To be done =>
Output all of the records exactly as written.

++++ Extracted data ++++

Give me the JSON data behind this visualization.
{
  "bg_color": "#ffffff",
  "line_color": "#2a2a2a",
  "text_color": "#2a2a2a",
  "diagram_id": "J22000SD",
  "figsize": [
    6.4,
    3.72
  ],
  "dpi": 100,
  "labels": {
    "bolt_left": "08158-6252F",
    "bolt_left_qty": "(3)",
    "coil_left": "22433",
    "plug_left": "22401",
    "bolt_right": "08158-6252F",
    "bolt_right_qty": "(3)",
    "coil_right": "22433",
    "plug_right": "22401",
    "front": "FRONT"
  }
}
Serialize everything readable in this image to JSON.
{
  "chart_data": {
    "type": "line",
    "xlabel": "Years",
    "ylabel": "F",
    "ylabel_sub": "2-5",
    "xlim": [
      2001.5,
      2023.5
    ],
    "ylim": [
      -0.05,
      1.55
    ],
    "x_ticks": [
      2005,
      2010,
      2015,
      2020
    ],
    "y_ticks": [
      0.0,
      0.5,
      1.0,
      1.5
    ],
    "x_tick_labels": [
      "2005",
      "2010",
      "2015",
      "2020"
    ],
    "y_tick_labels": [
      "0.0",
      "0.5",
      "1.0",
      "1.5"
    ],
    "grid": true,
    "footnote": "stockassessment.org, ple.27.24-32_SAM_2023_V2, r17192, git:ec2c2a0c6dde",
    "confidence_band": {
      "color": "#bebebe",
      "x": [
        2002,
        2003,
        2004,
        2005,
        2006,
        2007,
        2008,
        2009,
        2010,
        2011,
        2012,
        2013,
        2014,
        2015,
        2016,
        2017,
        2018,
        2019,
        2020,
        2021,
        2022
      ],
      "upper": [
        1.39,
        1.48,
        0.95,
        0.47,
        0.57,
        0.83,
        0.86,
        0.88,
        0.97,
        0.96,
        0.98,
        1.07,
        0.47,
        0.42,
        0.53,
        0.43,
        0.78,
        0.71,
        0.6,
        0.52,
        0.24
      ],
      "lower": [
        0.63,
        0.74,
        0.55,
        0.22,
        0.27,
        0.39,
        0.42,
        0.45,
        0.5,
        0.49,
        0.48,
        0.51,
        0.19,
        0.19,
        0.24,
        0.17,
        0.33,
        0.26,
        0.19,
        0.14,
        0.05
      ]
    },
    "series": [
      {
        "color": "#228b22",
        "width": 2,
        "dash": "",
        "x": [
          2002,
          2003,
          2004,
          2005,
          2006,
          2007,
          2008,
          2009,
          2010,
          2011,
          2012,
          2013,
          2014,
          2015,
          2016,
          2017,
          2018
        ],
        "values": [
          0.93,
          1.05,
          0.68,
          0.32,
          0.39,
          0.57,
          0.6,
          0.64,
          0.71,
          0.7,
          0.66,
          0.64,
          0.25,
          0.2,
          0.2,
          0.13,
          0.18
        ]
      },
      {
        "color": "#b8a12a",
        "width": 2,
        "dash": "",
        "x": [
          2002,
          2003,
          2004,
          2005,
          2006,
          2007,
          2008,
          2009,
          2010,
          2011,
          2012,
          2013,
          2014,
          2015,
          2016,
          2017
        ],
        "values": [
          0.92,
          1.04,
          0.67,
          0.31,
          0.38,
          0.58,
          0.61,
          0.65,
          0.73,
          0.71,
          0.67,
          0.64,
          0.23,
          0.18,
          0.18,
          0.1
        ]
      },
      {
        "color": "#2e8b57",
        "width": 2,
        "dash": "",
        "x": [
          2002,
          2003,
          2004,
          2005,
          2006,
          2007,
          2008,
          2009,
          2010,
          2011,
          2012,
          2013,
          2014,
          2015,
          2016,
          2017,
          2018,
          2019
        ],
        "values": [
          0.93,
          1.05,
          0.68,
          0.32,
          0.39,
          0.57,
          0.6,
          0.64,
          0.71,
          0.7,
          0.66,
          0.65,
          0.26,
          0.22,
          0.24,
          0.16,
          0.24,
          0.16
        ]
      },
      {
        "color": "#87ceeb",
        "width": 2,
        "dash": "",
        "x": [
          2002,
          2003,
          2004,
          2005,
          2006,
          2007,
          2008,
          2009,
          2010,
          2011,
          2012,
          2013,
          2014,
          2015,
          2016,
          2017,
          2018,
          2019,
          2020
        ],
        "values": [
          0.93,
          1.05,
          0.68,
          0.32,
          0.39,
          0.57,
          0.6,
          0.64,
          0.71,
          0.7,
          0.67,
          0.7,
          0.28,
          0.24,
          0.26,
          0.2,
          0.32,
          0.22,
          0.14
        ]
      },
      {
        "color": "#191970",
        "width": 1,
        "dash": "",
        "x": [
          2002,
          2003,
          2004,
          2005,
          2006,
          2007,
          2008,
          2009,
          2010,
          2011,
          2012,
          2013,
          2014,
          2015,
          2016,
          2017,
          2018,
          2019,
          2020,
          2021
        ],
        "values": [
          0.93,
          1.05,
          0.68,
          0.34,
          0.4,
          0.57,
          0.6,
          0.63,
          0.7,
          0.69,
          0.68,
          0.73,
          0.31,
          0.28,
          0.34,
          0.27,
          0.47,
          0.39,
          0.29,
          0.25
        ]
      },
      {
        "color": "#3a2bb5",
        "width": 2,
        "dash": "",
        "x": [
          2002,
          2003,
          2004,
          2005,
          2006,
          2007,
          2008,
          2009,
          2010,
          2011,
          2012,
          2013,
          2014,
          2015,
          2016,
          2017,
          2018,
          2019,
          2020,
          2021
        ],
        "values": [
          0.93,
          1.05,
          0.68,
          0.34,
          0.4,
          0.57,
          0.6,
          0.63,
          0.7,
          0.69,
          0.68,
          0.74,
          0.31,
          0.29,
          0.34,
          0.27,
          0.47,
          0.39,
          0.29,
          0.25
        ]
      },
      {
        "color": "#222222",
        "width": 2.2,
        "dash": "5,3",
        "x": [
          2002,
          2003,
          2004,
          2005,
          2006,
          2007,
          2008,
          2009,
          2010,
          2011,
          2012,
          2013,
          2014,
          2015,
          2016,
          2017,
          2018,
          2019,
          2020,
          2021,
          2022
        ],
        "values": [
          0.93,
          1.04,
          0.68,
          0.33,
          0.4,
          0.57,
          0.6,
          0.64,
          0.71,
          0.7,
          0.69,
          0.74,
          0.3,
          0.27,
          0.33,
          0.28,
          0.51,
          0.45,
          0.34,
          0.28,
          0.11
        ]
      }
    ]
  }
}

++++

Result of the exercise =>
Give me the JSON data behind this visualization.
{
  "bg_color": "#ffffff",
  "line_color": "#2a2a2a",
  "text_color": "#2a2a2a",
  "diagram_id": "J22000SD",
  "figsize": [
    6.4,
    3.72
  ],
  "dpi": 100,
  "labels": {
    "bolt_left": "08158-6252F",
    "bolt_left_qty": "(3)",
    "coil_left": "22433",
    "plug_left": "22401",
    "bolt_right": "08158-6252F",
    "bolt_right_qty": "(3)",
    "coil_right": "22433",
    "plug_right": "22401",
    "front": "FRONT"
  }
}
Serialize everything readable in this image to JSON.
{
  "chart_data": {
    "type": "line",
    "xlabel": "Years",
    "ylabel": "F",
    "ylabel_sub": "2-5",
    "xlim": [
      2001.5,
      2023.5
    ],
    "ylim": [
      -0.05,
      1.55
    ],
    "x_ticks": [
      2005,
      2010,
      2015,
      2020
    ],
    "y_ticks": [
      0.0,
      0.5,
      1.0,
      1.5
    ],
    "x_tick_labels": [
      "2005",
      "2010",
      "2015",
      "2020"
    ],
    "y_tick_labels": [
      "0.0",
      "0.5",
      "1.0",
      "1.5"
    ],
    "grid": true,
    "footnote": "stockassessment.org, ple.27.24-32_SAM_2023_V2, r17192, git:ec2c2a0c6dde",
    "confidence_band": {
      "color": "#bebebe",
      "x": [
        2002,
        2003,
        2004,
        2005,
        2006,
        2007,
        2008,
        2009,
        2010,
        2011,
        2012,
        2013,
        2014,
        2015,
        2016,
        2017,
        2018,
        2019,
        2020,
        2021,
        2022
      ],
      "upper": [
        1.39,
        1.48,
        0.95,
        0.47,
        0.57,
        0.83,
        0.86,
        0.88,
        0.97,
        0.96,
        0.98,
        1.07,
        0.47,
        0.42,
        0.53,
        0.43,
        0.78,
        0.71,
        0.6,
        0.52,
        0.24
      ],
      "lower": [
        0.63,
        0.74,
        0.55,
        0.22,
        0.27,
        0.39,
        0.42,
        0.45,
        0.5,
        0.49,
        0.48,
        0.51,
        0.19,
        0.19,
        0.24,
        0.17,
        0.33,
        0.26,
        0.19,
        0.14,
        0.05
      ]
    },
    "series": [
      {
        "color": "#228b22",
        "width": 2,
        "dash": "",
        "x": [
          2002,
          2003,
          2004,
          2005,
          2006,
          2007,
          2008,
          2009,
          2010,
          2011,
          2012,
          2013,
          2014,
          2015,
          2016,
          2017,
          2018
        ],
        "values": [
          0.93,
          1.05,
          0.68,
          0.32,
          0.39,
          0.57,
          0.6,
          0.64,
          0.71,
          0.7,
          0.66,
          0.64,
          0.25,
          0.2,
          0.2,
          0.13,
          0.18
        ]
      },
      {
        "color": "#b8a12a",
        "width": 2,
        "dash": "",
        "x": [
          2002,
          2003,
          2004,
          2005,
          2006,
          2007,
          2008,
          2009,
          2010,
          2011,
          2012,
          2013,
          2014,
          2015,
          2016,
          2017
        ],
        "values": [
          0.92,
          1.04,
          0.67,
          0.31,
          0.38,
          0.58,
          0.61,
          0.65,
          0.73,
          0.71,
          0.67,
          0.64,
          0.23,
          0.18,
          0.18,
          0.1
        ]
      },
      {
        "color": "#2e8b57",
        "width": 2,
        "dash": "",
        "x": [
          2002,
          2003,
          2004,
          2005,
          2006,
          2007,
          2008,
          2009,
          2010,
          2011,
          2012,
          2013,
          2014,
          2015,
          2016,
          2017,
          2018,
          2019
        ],
        "values": [
          0.93,
          1.05,
          0.68,
          0.32,
          0.39,
          0.57,
          0.6,
          0.64,
          0.71,
          0.7,
          0.66,
          0.65,
          0.26,
          0.22,
          0.24,
          0.16,
          0.24,
          0.16
        ]
      },
      {
        "color": "#87ceeb",
        "width": 2,
        "dash": "",
        "x": [
          2002,
          2003,
          2004,
          2005,
          2006,
          2007,
          2008,
          2009,
          2010,
          2011,
          2012,
          2013,
          2014,
          2015,
          2016,
          2017,
          2018,
          2019,
          2020
        ],
        "values": [
          0.93,
          1.05,
          0.68,
          0.32,
          0.39,
          0.57,
          0.6,
          0.64,
          0.71,
          0.7,
          0.67,
          0.7,
          0.28,
          0.24,
          0.26,
          0.2,
          0.32,
          0.22,
          0.14
        ]
      },
      {
        "color": "#191970",
        "width": 1,
        "dash": "",
        "x": [
          2002,
          2003,
          2004,
          2005,
          2006,
          2007,
          2008,
          2009,
          2010,
          2011,
          2012,
          2013,
          2014,
          2015,
          2016,
          2017,
          2018,
          2019,
          2020,
          2021
        ],
        "values": [
          0.93,
          1.05,
          0.68,
          0.34,
          0.4,
          0.57,
          0.6,
          0.63,
          0.7,
          0.69,
          0.68,
          0.73,
          0.31,
          0.28,
          0.34,
          0.27,
          0.47,
          0.39,
          0.29,
          0.25
        ]
      },
      {
        "color": "#3a2bb5",
        "width": 2,
        "dash": "",
        "x": [
          2002,
          2003,
          2004,
          2005,
          2006,
          2007,
          2008,
          2009,
          2010,
          2011,
          2012,
          2013,
          2014,
          2015,
          2016,
          2017,
          2018,
          2019,
          2020,
          2021
        ],
        "values": [
          0.93,
          1.05,
          0.68,
          0.34,
          0.4,
          0.57,
          0.6,
          0.63,
          0.7,
          0.69,
          0.68,
          0.74,
          0.31,
          0.29,
          0.34,
          0.27,
          0.47,
          0.39,
          0.29,
          0.25
        ]
      },
      {
        "color": "#222222",
        "width": 2.2,
        "dash": "5,3",
        "x": [
          2002,
          2003,
          2004,
          2005,
          2006,
          2007,
          2008,
          2009,
          2010,
          2011,
          2012,
          2013,
          2014,
          2015,
          2016,
          2017,
          2018,
          2019,
          2020,
          2021,
          2022
        ],
        "values": [
          0.93,
          1.04,
          0.68,
          0.33,
          0.4,
          0.57,
          0.6,
          0.64,
          0.71,
          0.7,
          0.69,
          0.74,
          0.3,
          0.27,
          0.33,
          0.28,
          0.51,
          0.45,
          0.34,
          0.28,
          0.11
        ]
      }
    ]
  }
}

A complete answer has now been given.